What this task involves
Below is a listing. Gather each line of it that contains "Genk".

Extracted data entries
#####
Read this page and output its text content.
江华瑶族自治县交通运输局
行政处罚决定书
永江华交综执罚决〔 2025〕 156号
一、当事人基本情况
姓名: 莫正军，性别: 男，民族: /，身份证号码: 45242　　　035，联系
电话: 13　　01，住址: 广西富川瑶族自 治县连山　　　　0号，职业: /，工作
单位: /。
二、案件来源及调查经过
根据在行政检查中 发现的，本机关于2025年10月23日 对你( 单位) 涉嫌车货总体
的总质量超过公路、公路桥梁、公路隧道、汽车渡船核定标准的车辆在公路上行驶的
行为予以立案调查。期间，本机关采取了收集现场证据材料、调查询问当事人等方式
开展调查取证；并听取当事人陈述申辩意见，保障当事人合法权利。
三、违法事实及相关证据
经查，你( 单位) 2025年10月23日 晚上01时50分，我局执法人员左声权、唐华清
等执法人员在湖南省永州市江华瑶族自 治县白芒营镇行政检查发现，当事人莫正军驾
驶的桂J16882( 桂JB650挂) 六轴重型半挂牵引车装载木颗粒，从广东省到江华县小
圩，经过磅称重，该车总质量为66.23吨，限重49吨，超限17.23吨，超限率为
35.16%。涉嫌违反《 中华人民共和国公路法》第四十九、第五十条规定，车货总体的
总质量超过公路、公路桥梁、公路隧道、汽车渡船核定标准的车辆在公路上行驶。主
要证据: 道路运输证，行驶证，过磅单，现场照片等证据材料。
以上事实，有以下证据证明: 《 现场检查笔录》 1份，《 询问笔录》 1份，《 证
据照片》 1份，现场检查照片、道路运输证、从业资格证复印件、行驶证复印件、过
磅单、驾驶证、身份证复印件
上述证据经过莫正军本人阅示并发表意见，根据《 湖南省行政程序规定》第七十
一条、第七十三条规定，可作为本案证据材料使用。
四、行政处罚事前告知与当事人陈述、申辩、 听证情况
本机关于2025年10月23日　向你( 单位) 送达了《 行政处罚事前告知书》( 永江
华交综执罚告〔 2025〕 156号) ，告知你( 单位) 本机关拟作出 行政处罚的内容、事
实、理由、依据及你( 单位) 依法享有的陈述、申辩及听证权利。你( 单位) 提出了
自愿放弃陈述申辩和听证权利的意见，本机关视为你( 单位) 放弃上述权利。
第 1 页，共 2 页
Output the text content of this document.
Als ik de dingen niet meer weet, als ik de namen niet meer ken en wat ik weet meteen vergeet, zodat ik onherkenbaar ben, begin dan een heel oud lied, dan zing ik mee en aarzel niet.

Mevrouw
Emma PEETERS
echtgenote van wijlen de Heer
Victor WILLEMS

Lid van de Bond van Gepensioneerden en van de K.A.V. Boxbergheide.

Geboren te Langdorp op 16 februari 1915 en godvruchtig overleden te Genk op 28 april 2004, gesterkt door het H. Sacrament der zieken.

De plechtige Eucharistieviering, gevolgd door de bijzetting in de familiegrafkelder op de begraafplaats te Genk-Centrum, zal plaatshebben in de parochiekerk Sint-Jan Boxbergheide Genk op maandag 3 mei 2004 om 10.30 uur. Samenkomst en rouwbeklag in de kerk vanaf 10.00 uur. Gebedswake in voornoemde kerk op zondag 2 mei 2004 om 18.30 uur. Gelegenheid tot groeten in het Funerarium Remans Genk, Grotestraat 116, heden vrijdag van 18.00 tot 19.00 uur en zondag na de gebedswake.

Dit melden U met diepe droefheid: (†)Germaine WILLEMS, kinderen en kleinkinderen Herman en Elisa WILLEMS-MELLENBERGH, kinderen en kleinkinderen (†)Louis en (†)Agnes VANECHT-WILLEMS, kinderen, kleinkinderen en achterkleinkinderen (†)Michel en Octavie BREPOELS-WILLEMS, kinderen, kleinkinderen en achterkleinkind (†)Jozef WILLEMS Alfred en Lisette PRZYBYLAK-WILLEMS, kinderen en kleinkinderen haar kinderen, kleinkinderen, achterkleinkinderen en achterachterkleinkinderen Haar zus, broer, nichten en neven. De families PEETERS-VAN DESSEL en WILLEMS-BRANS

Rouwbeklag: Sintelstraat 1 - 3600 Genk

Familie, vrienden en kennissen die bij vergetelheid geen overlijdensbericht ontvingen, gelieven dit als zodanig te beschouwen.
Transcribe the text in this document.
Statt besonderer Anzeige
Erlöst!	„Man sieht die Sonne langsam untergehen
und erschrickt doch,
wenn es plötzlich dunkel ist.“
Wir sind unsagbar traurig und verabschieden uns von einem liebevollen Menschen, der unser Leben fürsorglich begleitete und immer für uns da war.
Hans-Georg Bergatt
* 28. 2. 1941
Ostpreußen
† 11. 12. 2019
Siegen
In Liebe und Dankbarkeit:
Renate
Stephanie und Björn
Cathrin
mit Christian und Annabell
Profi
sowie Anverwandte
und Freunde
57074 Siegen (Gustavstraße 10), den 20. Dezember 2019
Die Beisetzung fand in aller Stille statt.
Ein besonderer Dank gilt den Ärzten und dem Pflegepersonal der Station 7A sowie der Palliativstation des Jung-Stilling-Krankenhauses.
#####
Task solution
Geboren te Langdorp op 16 februari 1915 en godvruchtig overleden te Genk op 28 april 2004, gesterkt door het H. Sacrament der zieken.
De plechtige Eucharistieviering, gevolgd door de bijzetting in de familiegrafkelder op de begraafplaats te Genk-Centrum, zal plaatshebben in de parochiekerk Sint-Jan Boxbergheide Genk op maandag 3 mei 2004 om 10.30 uur. Samenkomst en rouwbeklag in de kerk vanaf 10.00 uur. Gebedswake in voornoemde kerk op zondag 2 mei 2004 om 18.30 uur. Gelegenheid tot groeten in het Funerarium Remans Genk, Grotestraat 116, heden vrijdag van 18.00 tot 19.00 uur en zondag na de gebedswake.
Rouwbeklag: Sintelstraat 1 - 3600 Genk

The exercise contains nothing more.